Exercise requirements: Each entry in the listing below should be restated word for word.

-- start of Records provided --

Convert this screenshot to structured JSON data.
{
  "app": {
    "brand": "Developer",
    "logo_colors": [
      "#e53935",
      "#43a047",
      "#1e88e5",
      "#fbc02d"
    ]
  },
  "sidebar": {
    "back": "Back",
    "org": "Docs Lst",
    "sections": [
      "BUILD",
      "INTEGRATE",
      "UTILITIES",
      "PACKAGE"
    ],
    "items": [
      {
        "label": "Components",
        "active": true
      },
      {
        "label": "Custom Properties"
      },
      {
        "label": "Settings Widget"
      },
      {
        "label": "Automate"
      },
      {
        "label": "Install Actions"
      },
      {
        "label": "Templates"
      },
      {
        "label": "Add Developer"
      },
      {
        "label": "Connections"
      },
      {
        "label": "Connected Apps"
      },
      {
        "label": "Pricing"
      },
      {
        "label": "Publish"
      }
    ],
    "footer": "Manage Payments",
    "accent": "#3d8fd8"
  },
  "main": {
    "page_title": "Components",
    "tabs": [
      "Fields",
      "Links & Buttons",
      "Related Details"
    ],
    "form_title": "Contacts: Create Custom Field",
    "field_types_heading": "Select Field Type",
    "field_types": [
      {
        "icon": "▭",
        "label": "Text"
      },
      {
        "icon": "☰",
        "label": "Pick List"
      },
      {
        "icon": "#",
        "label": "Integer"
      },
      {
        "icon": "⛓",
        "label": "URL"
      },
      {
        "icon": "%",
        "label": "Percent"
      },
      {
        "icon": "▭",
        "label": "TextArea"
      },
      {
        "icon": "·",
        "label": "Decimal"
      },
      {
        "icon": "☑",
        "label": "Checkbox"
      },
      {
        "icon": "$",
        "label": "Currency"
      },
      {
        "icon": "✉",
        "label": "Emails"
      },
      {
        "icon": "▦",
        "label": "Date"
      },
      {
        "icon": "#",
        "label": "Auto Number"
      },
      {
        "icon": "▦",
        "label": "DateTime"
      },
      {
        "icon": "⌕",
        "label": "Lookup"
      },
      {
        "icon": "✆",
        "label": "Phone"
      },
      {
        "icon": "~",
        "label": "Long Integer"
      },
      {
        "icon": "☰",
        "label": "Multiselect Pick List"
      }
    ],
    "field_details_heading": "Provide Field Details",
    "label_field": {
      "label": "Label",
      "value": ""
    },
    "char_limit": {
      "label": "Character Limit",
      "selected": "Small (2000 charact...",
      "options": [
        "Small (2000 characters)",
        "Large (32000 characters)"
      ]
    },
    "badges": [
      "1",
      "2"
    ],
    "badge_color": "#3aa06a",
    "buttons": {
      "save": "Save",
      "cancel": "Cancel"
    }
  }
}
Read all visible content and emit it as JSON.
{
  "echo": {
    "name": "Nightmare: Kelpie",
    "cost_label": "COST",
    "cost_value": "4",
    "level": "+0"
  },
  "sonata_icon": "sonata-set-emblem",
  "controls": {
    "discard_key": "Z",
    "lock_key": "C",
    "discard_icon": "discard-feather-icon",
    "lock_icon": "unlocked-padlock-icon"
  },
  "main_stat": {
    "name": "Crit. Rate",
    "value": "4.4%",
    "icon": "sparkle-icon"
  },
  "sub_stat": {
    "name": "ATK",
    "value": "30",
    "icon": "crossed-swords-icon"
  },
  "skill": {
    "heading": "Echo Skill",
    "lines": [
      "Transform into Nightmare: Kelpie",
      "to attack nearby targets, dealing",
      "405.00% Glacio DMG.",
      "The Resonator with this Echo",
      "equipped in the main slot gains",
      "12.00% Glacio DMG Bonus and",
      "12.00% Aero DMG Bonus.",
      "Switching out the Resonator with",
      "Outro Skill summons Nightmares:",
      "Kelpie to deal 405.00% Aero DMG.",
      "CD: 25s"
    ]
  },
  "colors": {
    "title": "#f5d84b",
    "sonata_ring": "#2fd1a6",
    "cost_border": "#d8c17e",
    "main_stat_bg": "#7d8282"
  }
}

-- end of Records provided --

Worked solution:
Convert this screenshot to structured JSON data.
{
  "app": {
    "brand": "Developer",
    "logo_colors": [
      "#e53935",
      "#43a047",
      "#1e88e5",
      "#fbc02d"
    ]
  },
  "sidebar": {
    "back": "Back",
    "org": "Docs Lst",
    "sections": [
      "BUILD",
      "INTEGRATE",
      "UTILITIES",
      "PACKAGE"
    ],
    "items": [
      {
        "label": "Components",
        "active": true
      },
      {
        "label": "Custom Properties"
      },
      {
        "label": "Settings Widget"
      },
      {
        "label": "Automate"
      },
      {
        "label": "Install Actions"
      },
      {
        "label": "Templates"
      },
      {
        "label": "Add Developer"
      },
      {
        "label": "Connections"
      },
      {
        "label": "Connected Apps"
      },
      {
        "label": "Pricing"
      },
      {
        "label": "Publish"
      }
    ],
    "footer": "Manage Payments",
    "accent": "#3d8fd8"
  },
  "main": {
    "page_title": "Components",
    "tabs": [
      "Fields",
      "Links & Buttons",
      "Related Details"
    ],
    "form_title": "Contacts: Create Custom Field",
    "field_types_heading": "Select Field Type",
    "field_types": [
      {
        "icon": "▭",
        "label": "Text"
      },
      {
        "icon": "☰",
        "label": "Pick List"
      },
      {
        "icon": "#",
        "label": "Integer"
      },
      {
        "icon": "⛓",
        "label": "URL"
      },
      {
        "icon": "%",
        "label": "Percent"
      },
      {
        "icon": "▭",
        "label": "TextArea"
      },
      {
        "icon": "·",
        "label": "Decimal"
      },
      {
        "icon": "☑",
        "label": "Checkbox"
      },
      {
        "icon": "$",
        "label": "Currency"
      },
      {
        "icon": "✉",
        "label": "Emails"
      },
      {
        "icon": "▦",
        "label": "Date"
      },
      {
        "icon": "#",
        "label": "Auto Number"
      },
      {
        "icon": "▦",
        "label": "DateTime"
      },
      {
        "icon": "⌕",
        "label": "Lookup"
      },
      {
        "icon": "✆",
        "label": "Phone"
      },
      {
        "icon": "~",
        "label": "Long Integer"
      },
      {
        "icon": "☰",
        "label": "Multiselect Pick List"
      }
    ],
    "field_details_heading": "Provide Field Details",
    "label_field": {
      "label": "Label",
      "value": ""
    },
    "char_limit": {
      "label": "Character Limit",
      "selected": "Small (2000 charact...",
      "options": [
        "Small (2000 characters)",
        "Large (32000 characters)"
      ]
    },
    "badges": [
      "1",
      "2"
    ],
    "badge_color": "#3aa06a",
    "buttons": {
      "save": "Save",
      "cancel": "Cancel"
    }
  }
}
Read all visible content and emit it as JSON.
{
  "echo": {
    "name": "Nightmare: Kelpie",
    "cost_label": "COST",
    "cost_value": "4",
    "level": "+0"
  },
  "sonata_icon": "sonata-set-emblem",
  "controls": {
    "discard_key": "Z",
    "lock_key": "C",
    "discard_icon": "discard-feather-icon",
    "lock_icon": "unlocked-padlock-icon"
  },
  "main_stat": {
    "name": "Crit. Rate",
    "value": "4.4%",
    "icon": "sparkle-icon"
  },
  "sub_stat": {
    "name": "ATK",
    "value": "30",
    "icon": "crossed-swords-icon"
  },
  "skill": {
    "heading": "Echo Skill",
    "lines": [
      "Transform into Nightmare: Kelpie",
      "to attack nearby targets, dealing",
      "405.00% Glacio DMG.",
      "The Resonator with this Echo",
      "equipped in the main slot gains",
      "12.00% Glacio DMG Bonus and",
      "12.00% Aero DMG Bonus.",
      "Switching out the Resonator with",
      "Outro Skill summons Nightmares:",
      "Kelpie to deal 405.00% Aero DMG.",
      "CD: 25s"
    ]
  },
  "colors": {
    "title": "#f5d84b",
    "sonata_ring": "#2fd1a6",
    "cost_border": "#d8c17e",
    "main_stat_bg": "#7d8282"
  }
}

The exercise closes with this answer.